Wherever the word "направление" appears in a line, extract that line.

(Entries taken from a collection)
§

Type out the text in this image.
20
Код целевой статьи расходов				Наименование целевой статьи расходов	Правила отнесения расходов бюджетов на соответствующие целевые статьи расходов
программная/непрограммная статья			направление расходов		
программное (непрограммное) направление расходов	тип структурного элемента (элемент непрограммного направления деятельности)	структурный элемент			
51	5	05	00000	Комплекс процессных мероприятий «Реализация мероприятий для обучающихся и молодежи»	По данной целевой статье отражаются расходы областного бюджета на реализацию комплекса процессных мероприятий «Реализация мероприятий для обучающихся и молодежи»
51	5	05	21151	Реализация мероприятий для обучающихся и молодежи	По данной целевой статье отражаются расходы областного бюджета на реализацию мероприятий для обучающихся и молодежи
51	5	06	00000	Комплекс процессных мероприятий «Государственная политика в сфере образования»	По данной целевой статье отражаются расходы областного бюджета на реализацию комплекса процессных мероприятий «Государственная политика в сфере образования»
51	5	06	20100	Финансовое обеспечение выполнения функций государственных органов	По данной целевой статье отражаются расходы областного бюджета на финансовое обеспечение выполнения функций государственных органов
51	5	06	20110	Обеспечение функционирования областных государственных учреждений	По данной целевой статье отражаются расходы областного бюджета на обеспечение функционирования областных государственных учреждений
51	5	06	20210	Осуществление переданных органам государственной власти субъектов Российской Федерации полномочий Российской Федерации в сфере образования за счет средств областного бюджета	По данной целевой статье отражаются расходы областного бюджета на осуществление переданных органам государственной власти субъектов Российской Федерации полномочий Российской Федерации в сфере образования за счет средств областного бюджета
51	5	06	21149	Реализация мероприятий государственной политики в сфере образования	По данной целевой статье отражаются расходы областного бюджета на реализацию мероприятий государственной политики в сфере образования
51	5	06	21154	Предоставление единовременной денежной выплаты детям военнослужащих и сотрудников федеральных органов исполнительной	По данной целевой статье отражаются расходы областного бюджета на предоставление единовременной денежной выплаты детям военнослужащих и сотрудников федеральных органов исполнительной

§

> _SOLUTION BELOW_
программная/непрограммная статья			направление расходов		
программное (непрограммное) направление расходов	тип структурного элемента (элемент непрограммного направления деятельности)	структурный элемент			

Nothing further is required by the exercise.